Supplied entries:

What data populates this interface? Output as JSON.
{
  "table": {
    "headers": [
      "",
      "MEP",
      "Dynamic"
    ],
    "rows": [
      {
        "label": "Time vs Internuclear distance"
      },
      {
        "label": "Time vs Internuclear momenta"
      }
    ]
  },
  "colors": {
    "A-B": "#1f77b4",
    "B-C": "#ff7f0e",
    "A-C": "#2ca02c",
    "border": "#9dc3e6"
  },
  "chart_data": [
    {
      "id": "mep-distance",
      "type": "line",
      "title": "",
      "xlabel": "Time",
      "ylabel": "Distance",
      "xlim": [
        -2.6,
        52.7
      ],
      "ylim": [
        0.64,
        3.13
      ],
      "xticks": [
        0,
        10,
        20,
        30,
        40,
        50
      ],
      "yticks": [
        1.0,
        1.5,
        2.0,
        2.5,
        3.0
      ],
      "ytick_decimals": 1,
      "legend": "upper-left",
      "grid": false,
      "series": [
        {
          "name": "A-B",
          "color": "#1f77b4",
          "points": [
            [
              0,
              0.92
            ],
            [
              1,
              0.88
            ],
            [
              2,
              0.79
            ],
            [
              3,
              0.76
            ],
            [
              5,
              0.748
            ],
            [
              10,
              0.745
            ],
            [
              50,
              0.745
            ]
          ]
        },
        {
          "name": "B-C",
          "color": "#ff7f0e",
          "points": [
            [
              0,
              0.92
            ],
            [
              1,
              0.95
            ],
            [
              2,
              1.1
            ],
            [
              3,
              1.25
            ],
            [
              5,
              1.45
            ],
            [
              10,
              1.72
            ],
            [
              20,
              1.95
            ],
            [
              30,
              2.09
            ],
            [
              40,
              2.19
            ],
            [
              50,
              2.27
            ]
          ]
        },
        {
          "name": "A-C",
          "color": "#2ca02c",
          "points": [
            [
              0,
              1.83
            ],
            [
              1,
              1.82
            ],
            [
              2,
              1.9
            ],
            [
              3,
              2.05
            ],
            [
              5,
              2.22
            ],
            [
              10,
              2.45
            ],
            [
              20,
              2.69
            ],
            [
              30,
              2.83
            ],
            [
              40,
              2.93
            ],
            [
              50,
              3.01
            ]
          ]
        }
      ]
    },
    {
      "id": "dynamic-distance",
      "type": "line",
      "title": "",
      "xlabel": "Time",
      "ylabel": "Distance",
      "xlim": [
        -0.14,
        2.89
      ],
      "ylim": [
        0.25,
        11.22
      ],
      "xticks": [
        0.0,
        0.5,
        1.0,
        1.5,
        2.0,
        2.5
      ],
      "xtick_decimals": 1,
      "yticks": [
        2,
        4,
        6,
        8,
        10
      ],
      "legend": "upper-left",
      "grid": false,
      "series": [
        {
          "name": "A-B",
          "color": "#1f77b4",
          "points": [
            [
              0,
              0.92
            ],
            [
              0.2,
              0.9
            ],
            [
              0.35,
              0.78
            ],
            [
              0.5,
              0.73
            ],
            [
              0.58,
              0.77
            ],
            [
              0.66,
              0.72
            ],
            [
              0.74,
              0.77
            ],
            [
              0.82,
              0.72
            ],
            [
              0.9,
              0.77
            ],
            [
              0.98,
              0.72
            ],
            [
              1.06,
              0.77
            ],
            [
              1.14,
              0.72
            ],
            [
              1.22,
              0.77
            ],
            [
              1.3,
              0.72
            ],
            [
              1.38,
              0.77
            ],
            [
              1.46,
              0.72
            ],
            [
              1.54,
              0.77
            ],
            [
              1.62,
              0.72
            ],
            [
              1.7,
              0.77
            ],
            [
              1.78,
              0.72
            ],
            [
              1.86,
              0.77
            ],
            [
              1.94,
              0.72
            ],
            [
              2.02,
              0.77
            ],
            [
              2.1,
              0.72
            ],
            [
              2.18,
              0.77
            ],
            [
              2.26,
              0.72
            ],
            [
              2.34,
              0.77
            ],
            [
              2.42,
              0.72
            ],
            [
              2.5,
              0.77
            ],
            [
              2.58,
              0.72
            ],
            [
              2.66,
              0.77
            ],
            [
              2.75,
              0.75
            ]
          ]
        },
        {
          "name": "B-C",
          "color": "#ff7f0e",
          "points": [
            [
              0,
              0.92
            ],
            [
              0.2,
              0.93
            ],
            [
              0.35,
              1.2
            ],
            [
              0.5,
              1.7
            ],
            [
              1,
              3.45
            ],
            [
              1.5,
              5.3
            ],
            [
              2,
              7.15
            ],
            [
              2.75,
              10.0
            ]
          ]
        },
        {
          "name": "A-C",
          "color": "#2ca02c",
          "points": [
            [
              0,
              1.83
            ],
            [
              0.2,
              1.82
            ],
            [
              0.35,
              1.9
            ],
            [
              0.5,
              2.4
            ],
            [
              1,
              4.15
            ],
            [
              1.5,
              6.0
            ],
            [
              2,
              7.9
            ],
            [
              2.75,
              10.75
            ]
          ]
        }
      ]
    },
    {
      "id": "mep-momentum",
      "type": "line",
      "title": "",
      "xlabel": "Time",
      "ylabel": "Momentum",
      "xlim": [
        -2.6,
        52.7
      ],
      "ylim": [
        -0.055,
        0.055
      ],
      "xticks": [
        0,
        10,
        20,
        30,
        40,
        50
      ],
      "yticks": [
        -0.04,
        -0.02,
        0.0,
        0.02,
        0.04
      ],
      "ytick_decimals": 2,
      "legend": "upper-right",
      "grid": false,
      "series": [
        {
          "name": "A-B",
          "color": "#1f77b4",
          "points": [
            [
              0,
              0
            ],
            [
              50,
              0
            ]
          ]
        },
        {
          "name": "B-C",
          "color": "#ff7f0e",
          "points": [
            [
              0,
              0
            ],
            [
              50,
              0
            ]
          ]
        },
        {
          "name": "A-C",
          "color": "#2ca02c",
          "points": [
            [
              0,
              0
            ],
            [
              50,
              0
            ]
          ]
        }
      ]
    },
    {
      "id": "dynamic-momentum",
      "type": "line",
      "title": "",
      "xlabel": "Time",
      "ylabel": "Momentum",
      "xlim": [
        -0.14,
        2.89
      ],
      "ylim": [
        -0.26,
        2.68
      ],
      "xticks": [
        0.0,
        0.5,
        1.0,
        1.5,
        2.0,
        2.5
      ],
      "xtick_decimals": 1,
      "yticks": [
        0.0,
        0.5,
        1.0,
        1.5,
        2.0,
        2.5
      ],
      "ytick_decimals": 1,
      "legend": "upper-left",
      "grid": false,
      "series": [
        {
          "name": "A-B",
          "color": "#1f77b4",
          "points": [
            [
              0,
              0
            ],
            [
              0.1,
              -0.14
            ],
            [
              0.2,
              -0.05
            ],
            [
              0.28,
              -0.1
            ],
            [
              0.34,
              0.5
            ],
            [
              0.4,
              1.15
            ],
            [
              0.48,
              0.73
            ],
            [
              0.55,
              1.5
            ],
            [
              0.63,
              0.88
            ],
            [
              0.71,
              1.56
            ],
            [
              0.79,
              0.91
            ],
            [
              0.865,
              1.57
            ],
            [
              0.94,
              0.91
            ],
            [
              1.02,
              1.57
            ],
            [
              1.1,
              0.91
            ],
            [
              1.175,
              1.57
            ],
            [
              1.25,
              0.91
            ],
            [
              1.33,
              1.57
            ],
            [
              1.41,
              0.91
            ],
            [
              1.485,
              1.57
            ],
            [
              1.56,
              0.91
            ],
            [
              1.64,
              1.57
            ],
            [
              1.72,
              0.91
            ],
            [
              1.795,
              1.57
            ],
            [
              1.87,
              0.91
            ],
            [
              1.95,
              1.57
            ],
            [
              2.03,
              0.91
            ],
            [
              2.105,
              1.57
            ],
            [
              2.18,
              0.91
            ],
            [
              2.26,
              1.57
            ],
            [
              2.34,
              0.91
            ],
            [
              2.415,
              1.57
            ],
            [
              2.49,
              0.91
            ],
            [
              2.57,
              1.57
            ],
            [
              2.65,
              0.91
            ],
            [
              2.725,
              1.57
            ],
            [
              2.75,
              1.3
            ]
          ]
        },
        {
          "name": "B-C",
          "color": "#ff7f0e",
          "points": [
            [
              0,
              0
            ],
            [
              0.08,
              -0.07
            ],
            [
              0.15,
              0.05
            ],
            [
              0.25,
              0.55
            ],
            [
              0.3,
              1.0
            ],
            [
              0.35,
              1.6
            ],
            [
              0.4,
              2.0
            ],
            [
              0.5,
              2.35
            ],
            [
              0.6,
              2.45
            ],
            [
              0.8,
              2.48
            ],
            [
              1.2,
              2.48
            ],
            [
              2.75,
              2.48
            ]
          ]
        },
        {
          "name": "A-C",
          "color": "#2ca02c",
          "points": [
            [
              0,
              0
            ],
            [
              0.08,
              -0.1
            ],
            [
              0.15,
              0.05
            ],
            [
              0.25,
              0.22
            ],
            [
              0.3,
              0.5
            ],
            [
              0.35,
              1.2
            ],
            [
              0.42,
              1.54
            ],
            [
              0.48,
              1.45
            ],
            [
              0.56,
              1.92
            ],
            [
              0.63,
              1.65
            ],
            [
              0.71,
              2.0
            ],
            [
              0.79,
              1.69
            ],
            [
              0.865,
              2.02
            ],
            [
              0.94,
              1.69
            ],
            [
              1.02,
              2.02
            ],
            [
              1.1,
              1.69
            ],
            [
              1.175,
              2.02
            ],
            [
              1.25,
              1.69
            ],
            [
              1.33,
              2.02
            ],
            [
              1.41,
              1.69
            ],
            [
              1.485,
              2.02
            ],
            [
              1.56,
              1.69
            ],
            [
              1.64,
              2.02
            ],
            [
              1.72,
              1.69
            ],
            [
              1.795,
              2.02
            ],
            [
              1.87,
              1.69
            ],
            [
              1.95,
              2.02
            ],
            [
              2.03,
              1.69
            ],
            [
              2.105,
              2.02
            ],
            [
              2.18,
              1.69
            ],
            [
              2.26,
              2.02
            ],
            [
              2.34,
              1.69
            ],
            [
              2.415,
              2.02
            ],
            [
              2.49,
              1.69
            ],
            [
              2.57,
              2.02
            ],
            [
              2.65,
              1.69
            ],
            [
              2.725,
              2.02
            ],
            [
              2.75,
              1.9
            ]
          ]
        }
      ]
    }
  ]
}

Work required:
In the entries above, find each line with the string "Internuclear" and copy it.

The solution:
        "label": "Time vs Internuclear distance"
        "label": "Time vs Internuclear momenta"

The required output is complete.